[start]

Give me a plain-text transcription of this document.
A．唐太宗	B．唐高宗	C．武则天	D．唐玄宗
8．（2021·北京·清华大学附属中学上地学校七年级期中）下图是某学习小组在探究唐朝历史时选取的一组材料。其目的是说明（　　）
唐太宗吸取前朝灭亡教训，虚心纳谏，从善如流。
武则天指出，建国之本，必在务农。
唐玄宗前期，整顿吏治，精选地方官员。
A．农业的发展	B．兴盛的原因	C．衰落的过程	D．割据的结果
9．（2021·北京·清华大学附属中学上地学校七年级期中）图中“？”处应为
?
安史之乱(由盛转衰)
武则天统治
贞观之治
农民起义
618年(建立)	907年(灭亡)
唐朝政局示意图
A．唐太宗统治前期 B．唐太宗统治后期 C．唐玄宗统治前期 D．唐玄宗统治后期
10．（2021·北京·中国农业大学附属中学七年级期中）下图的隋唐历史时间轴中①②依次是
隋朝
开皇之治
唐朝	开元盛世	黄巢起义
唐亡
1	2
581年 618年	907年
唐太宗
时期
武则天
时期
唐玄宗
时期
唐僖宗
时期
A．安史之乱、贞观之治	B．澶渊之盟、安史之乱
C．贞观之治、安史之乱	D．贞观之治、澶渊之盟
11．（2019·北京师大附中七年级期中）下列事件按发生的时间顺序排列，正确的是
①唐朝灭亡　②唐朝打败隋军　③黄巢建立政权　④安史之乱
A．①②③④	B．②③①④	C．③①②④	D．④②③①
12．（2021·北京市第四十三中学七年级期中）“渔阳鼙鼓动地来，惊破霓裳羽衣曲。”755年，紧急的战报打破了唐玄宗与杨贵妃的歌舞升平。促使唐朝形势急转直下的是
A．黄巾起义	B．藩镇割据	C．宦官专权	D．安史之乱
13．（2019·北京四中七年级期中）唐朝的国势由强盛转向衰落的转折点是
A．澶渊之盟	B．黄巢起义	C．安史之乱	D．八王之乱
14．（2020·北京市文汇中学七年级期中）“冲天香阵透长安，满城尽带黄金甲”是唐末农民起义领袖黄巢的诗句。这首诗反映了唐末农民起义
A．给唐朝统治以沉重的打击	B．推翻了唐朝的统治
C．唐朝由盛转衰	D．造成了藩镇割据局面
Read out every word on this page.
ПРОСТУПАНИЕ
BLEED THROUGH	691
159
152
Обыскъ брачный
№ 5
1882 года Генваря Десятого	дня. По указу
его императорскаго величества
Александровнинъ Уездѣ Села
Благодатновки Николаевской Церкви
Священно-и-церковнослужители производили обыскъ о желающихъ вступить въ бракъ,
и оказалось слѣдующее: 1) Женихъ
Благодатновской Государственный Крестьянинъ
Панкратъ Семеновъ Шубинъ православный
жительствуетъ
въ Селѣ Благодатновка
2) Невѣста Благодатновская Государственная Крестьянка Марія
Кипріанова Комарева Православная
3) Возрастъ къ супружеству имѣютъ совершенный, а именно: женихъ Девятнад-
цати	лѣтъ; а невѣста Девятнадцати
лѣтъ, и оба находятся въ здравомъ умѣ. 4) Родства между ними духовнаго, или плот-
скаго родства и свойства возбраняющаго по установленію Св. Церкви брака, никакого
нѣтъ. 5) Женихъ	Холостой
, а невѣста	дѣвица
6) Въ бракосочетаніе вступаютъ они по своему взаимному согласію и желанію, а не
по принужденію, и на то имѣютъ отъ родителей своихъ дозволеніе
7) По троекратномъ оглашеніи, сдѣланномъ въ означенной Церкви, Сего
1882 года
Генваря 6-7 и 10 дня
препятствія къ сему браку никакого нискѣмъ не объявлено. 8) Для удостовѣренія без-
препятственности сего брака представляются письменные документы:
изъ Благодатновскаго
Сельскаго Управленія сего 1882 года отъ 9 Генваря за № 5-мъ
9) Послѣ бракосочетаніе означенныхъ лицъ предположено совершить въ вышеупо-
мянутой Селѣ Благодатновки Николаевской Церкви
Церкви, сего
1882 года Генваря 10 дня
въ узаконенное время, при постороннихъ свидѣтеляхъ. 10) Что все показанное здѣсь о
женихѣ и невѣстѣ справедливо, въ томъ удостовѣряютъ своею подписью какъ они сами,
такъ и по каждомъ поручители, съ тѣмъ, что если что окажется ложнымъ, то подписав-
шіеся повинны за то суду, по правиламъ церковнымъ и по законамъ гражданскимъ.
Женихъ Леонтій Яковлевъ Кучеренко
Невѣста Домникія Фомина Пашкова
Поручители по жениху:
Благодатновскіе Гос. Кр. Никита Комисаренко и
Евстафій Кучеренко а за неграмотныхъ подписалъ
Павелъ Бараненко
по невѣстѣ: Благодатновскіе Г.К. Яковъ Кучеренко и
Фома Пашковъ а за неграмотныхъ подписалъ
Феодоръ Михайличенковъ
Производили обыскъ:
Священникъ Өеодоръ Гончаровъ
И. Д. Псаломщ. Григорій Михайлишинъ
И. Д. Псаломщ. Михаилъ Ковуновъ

[end]

Reproduce every record above exactly as it appears.

**FULL OUTPUT**
Give me a plain-text transcription of this document.
A．唐太宗	B．唐高宗	C．武则天	D．唐玄宗
8．（2021·北京·清华大学附属中学上地学校七年级期中）下图是某学习小组在探究唐朝历史时选取的一组材料。其目的是说明（　　）
唐太宗吸取前朝灭亡教训，虚心纳谏，从善如流。
武则天指出，建国之本，必在务农。
唐玄宗前期，整顿吏治，精选地方官员。
A．农业的发展	B．兴盛的原因	C．衰落的过程	D．割据的结果
9．（2021·北京·清华大学附属中学上地学校七年级期中）图中“？”处应为
?
安史之乱(由盛转衰)
武则天统治
贞观之治
农民起义
618年(建立)	907年(灭亡)
唐朝政局示意图
A．唐太宗统治前期 B．唐太宗统治后期 C．唐玄宗统治前期 D．唐玄宗统治后期
10．（2021·北京·中国农业大学附属中学七年级期中）下图的隋唐历史时间轴中①②依次是
隋朝
开皇之治
唐朝	开元盛世	黄巢起义
唐亡
1	2
581年 618年	907年
唐太宗
时期
武则天
时期
唐玄宗
时期
唐僖宗
时期
A．安史之乱、贞观之治	B．澶渊之盟、安史之乱
C．贞观之治、安史之乱	D．贞观之治、澶渊之盟
11．（2019·北京师大附中七年级期中）下列事件按发生的时间顺序排列，正确的是
①唐朝灭亡　②唐朝打败隋军　③黄巢建立政权　④安史之乱
A．①②③④	B．②③①④	C．③①②④	D．④②③①
12．（2021·北京市第四十三中学七年级期中）“渔阳鼙鼓动地来，惊破霓裳羽衣曲。”755年，紧急的战报打破了唐玄宗与杨贵妃的歌舞升平。促使唐朝形势急转直下的是
A．黄巾起义	B．藩镇割据	C．宦官专权	D．安史之乱
13．（2019·北京四中七年级期中）唐朝的国势由强盛转向衰落的转折点是
A．澶渊之盟	B．黄巢起义	C．安史之乱	D．八王之乱
14．（2020·北京市文汇中学七年级期中）“冲天香阵透长安，满城尽带黄金甲”是唐末农民起义领袖黄巢的诗句。这首诗反映了唐末农民起义
A．给唐朝统治以沉重的打击	B．推翻了唐朝的统治
C．唐朝由盛转衰	D．造成了藩镇割据局面
Read out every word on this page.
ПРОСТУПАНИЕ
BLEED THROUGH	691
159
152
Обыскъ брачный
№ 5
1882 года Генваря Десятого	дня. По указу
его императорскаго величества
Александровнинъ Уездѣ Села
Благодатновки Николаевской Церкви
Священно-и-церковнослужители производили обыскъ о желающихъ вступить въ бракъ,
и оказалось слѣдующее: 1) Женихъ
Благодатновской Государственный Крестьянинъ
Панкратъ Семеновъ Шубинъ православный
жительствуетъ
въ Селѣ Благодатновка
2) Невѣста Благодатновская Государственная Крестьянка Марія
Кипріанова Комарева Православная
3) Возрастъ къ супружеству имѣютъ совершенный, а именно: женихъ Девятнад-
цати	лѣтъ; а невѣста Девятнадцати
лѣтъ, и оба находятся въ здравомъ умѣ. 4) Родства между ними духовнаго, или плот-
скаго родства и свойства возбраняющаго по установленію Св. Церкви брака, никакого
нѣтъ. 5) Женихъ	Холостой
, а невѣста	дѣвица
6) Въ бракосочетаніе вступаютъ они по своему взаимному согласію и желанію, а не
по принужденію, и на то имѣютъ отъ родителей своихъ дозволеніе
7) По троекратномъ оглашеніи, сдѣланномъ въ означенной Церкви, Сего
1882 года
Генваря 6-7 и 10 дня
препятствія къ сему браку никакого нискѣмъ не объявлено. 8) Для удостовѣренія без-
препятственности сего брака представляются письменные документы:
изъ Благодатновскаго
Сельскаго Управленія сего 1882 года отъ 9 Генваря за № 5-мъ
9) Послѣ бракосочетаніе означенныхъ лицъ предположено совершить въ вышеупо-
мянутой Селѣ Благодатновки Николаевской Церкви
Церкви, сего
1882 года Генваря 10 дня
въ узаконенное время, при постороннихъ свидѣтеляхъ. 10) Что все показанное здѣсь о
женихѣ и невѣстѣ справедливо, въ томъ удостовѣряютъ своею подписью какъ они сами,
такъ и по каждомъ поручители, съ тѣмъ, что если что окажется ложнымъ, то подписав-
шіеся повинны за то суду, по правиламъ церковнымъ и по законамъ гражданскимъ.
Женихъ Леонтій Яковлевъ Кучеренко
Невѣста Домникія Фомина Пашкова
Поручители по жениху:
Благодатновскіе Гос. Кр. Никита Комисаренко и
Евстафій Кучеренко а за неграмотныхъ подписалъ
Павелъ Бараненко
по невѣстѣ: Благодатновскіе Г.К. Яковъ Кучеренко и
Фома Пашковъ а за неграмотныхъ подписалъ
Феодоръ Михайличенковъ
Производили обыскъ:
Священникъ Өеодоръ Гончаровъ
И. Д. Псаломщ. Григорій Михайлишинъ
И. Д. Псаломщ. Михаилъ Ковуновъ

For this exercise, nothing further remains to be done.